Task =>
Track down the lines that contain "durable" and copy them.
══ Input material
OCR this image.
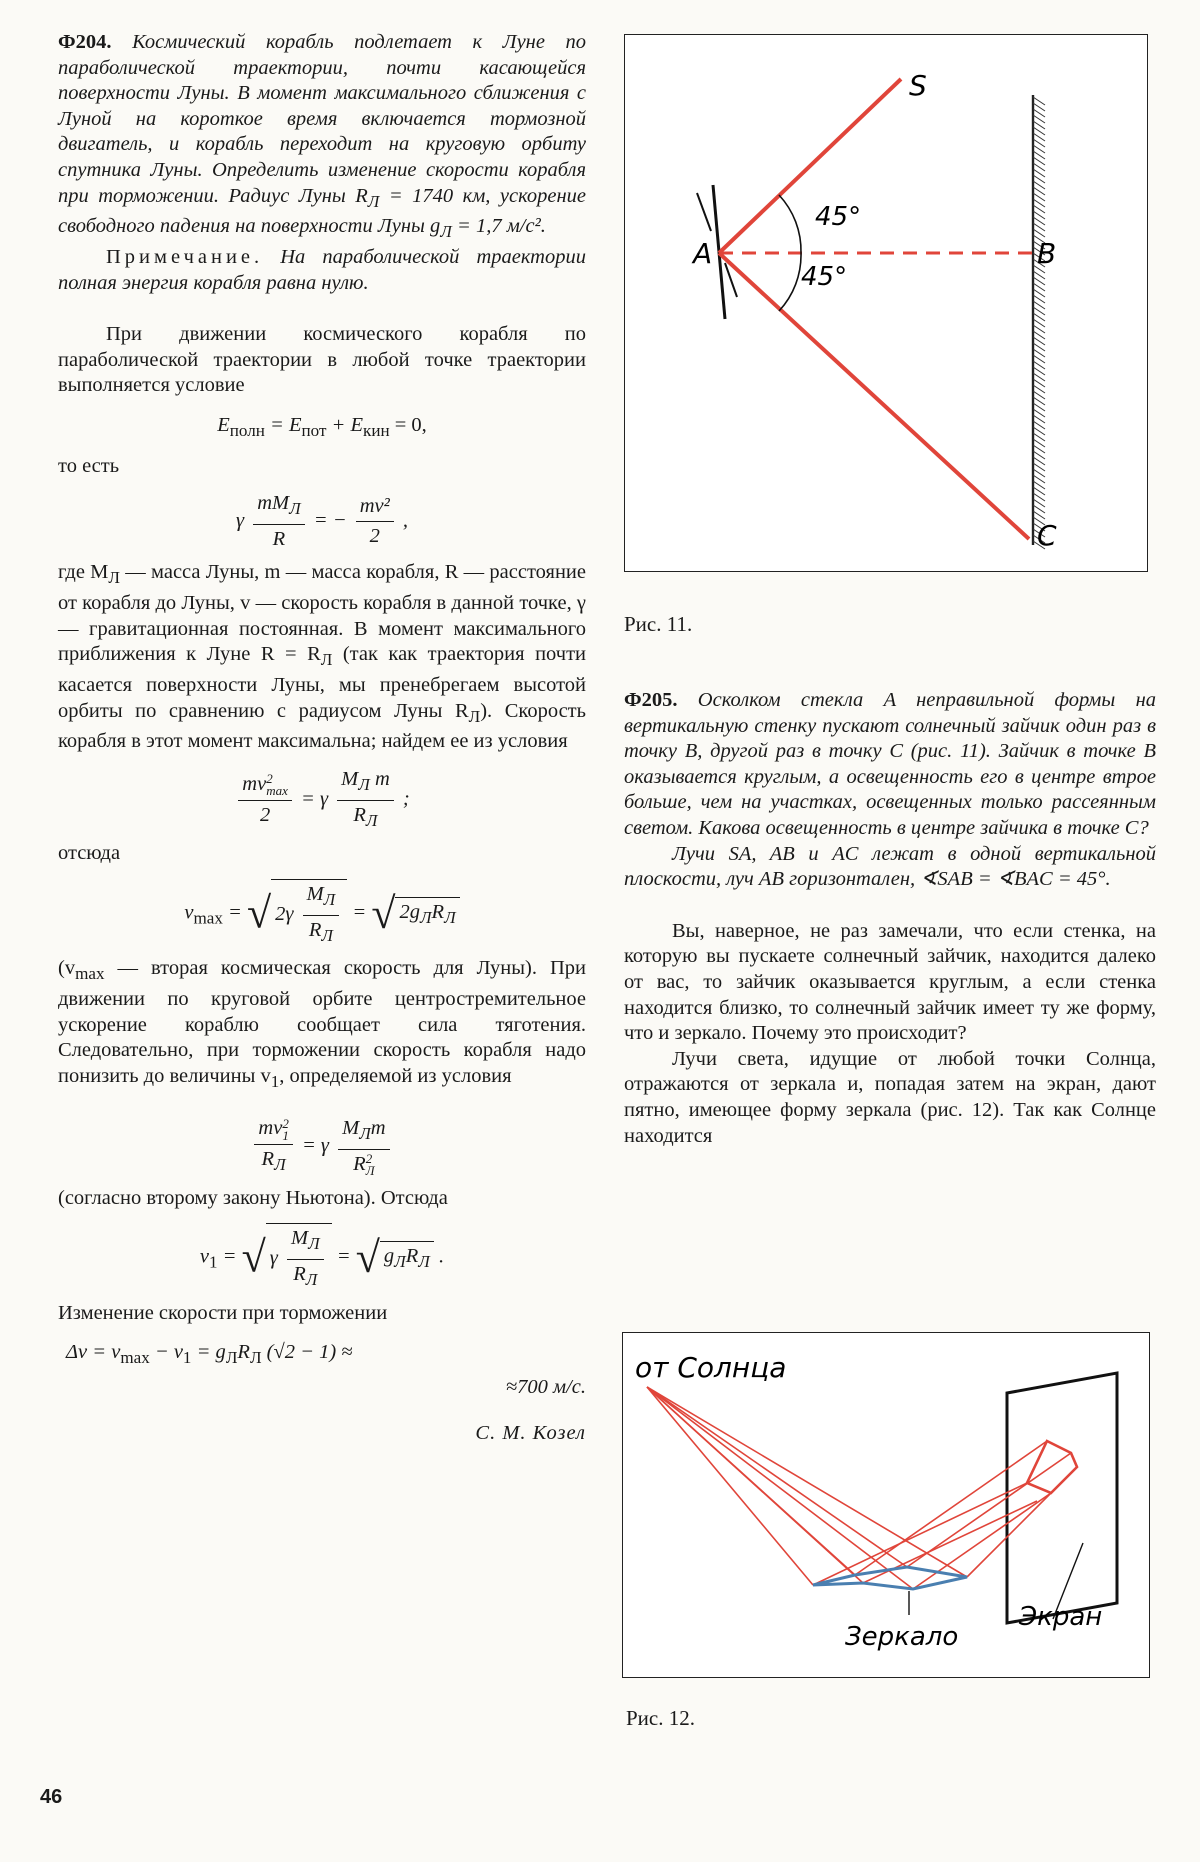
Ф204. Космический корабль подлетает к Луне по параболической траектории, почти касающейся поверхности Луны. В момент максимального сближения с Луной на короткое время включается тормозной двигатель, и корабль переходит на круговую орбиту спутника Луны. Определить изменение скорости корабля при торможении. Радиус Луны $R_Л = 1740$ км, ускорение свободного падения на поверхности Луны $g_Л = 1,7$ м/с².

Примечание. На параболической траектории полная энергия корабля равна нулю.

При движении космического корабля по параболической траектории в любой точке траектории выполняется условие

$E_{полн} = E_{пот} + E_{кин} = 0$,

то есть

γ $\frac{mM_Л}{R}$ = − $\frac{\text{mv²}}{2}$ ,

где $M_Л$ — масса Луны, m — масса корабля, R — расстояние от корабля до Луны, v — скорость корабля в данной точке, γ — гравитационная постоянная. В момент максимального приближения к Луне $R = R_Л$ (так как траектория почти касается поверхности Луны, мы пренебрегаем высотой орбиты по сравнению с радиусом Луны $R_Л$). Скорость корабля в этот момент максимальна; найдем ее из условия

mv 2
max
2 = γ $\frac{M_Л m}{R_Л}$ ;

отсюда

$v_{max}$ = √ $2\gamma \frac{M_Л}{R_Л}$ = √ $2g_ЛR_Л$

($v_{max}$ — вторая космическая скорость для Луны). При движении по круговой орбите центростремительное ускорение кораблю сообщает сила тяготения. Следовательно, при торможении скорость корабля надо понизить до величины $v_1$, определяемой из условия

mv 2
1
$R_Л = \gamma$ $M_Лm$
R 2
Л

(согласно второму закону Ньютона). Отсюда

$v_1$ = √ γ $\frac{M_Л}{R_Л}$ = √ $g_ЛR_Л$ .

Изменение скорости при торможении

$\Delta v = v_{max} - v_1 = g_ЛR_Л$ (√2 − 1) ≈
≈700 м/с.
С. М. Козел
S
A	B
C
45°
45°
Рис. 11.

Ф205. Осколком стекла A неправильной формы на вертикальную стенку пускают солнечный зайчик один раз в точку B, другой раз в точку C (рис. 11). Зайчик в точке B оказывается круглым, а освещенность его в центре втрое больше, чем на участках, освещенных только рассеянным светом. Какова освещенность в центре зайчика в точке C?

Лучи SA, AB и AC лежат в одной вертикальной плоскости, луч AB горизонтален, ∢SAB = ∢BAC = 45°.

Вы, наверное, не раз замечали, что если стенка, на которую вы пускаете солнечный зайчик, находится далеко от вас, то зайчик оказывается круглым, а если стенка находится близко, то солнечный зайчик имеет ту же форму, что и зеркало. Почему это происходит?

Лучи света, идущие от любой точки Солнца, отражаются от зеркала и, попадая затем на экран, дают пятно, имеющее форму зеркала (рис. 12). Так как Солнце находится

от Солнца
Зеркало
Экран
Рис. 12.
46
════
══ Input material
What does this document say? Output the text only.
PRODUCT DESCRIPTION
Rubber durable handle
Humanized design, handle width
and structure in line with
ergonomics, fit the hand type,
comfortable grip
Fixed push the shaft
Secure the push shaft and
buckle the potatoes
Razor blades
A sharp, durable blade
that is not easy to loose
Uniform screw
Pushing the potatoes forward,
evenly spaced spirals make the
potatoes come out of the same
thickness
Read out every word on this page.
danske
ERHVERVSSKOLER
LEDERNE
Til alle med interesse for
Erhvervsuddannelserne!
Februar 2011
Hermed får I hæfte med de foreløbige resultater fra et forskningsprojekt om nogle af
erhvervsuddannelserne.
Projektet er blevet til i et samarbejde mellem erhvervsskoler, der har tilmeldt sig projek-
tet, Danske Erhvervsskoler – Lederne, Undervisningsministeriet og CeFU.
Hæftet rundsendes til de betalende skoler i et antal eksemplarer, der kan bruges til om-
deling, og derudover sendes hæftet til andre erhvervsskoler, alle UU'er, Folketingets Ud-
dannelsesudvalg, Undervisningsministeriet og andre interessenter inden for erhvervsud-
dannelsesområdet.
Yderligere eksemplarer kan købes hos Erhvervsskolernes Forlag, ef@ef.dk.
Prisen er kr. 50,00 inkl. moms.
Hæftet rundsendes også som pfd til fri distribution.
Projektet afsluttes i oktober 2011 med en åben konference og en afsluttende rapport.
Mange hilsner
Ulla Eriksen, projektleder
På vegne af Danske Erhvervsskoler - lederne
════
══ Input material
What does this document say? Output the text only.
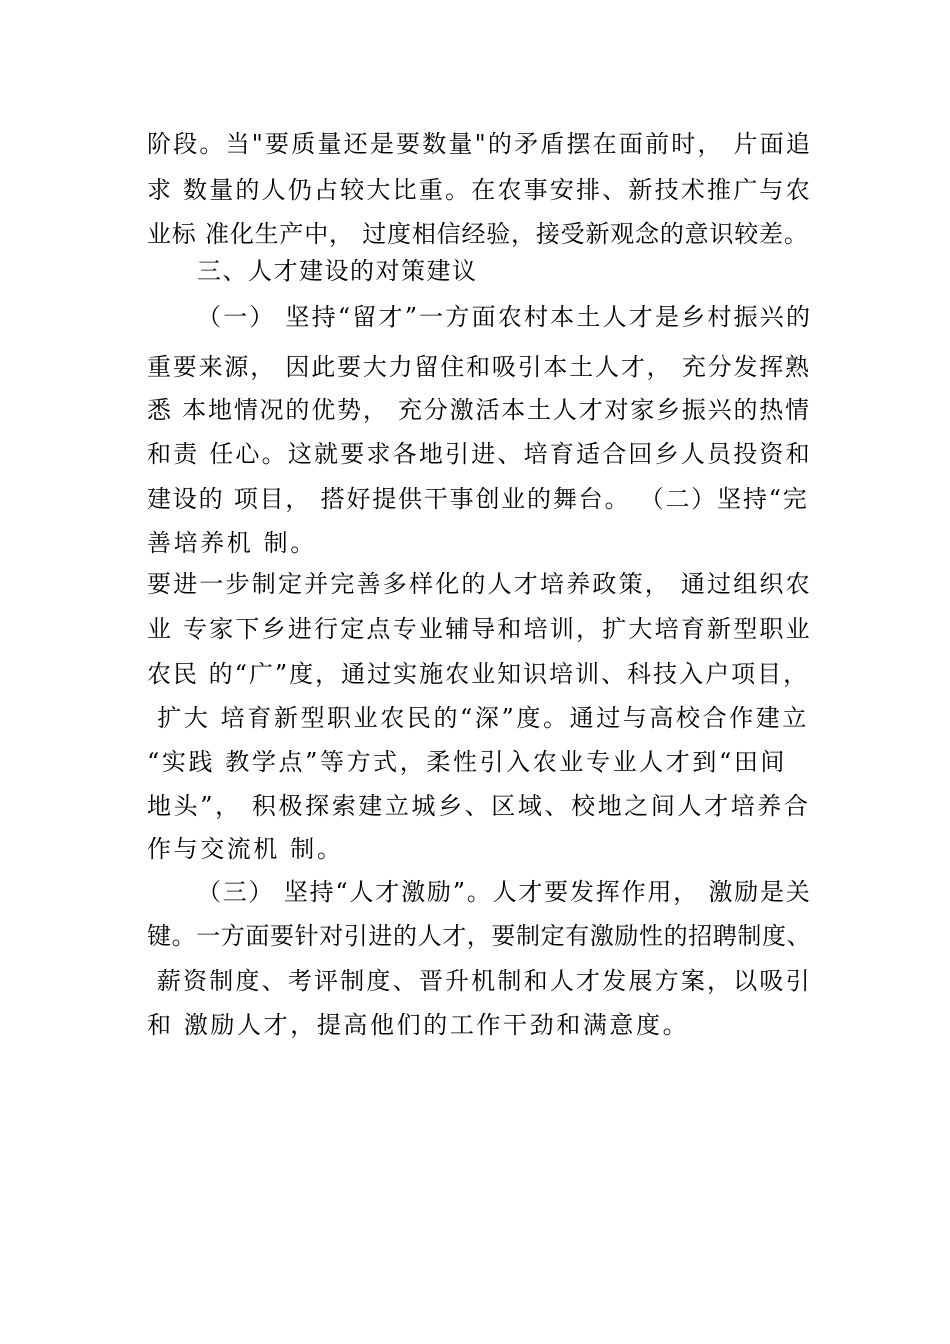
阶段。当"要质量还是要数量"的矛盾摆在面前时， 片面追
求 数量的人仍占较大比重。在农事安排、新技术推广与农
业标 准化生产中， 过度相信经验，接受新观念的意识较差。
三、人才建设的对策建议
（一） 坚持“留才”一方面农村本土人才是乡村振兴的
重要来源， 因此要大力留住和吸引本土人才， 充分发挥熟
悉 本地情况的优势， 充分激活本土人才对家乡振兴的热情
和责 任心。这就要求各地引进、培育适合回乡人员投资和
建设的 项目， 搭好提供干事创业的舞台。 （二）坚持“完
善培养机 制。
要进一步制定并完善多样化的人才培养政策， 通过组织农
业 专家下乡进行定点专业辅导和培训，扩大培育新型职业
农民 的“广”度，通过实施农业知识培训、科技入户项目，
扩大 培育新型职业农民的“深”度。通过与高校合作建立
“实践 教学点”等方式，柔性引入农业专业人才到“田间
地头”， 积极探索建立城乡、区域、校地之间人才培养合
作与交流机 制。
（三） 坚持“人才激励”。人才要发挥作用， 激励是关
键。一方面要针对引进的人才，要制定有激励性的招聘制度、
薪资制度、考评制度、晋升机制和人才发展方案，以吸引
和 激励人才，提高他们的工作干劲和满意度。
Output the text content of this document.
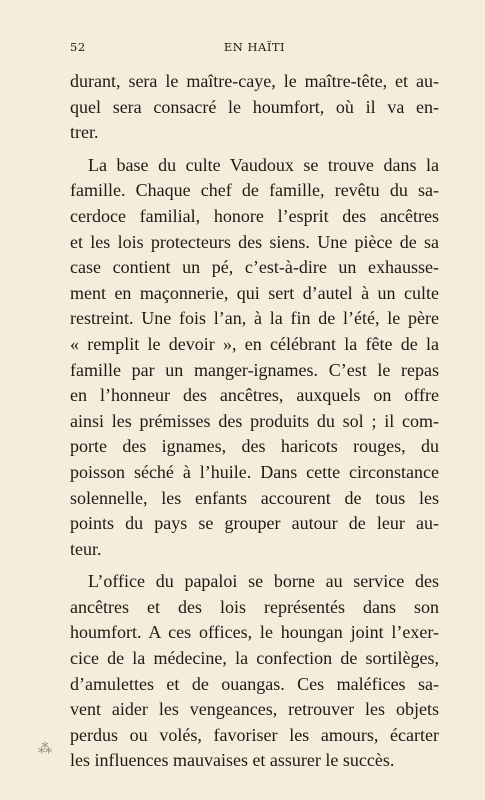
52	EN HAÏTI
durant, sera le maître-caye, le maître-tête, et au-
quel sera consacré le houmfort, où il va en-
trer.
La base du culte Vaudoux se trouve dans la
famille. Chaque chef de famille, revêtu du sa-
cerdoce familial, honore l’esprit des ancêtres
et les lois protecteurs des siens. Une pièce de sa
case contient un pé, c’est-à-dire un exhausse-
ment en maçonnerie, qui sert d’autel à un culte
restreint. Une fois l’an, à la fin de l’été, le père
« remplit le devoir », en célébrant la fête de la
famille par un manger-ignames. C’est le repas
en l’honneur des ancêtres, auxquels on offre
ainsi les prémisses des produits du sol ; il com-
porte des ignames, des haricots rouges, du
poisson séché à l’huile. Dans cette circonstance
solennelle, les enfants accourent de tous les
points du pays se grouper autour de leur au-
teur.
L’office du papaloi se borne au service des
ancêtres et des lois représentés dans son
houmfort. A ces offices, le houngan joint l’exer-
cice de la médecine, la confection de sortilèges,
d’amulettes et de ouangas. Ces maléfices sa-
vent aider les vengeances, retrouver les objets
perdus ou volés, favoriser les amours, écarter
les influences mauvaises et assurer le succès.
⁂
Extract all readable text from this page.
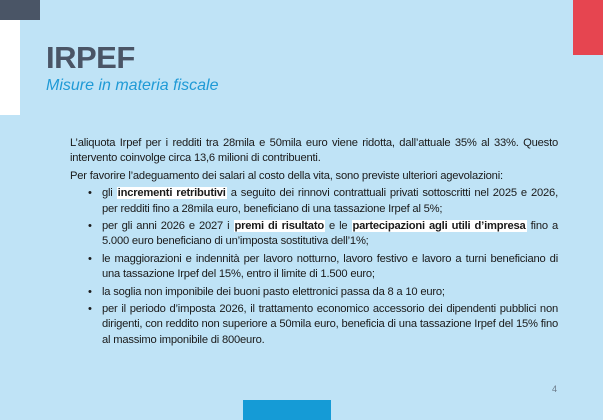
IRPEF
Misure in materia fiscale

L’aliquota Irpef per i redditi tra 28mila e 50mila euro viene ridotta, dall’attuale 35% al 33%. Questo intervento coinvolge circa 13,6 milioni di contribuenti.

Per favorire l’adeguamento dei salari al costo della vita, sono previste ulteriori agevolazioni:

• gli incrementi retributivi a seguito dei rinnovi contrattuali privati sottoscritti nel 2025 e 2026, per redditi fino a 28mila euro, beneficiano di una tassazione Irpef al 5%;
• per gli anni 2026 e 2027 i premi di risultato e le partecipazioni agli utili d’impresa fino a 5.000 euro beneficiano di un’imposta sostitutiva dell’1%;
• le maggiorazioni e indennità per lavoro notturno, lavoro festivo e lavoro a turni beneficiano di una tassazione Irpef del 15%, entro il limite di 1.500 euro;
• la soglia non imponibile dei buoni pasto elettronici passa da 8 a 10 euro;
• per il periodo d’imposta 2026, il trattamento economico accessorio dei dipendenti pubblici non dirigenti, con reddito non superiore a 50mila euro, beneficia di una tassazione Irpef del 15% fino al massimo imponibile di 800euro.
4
════
The answer =>
Rubber durable handle
A sharp, durable blade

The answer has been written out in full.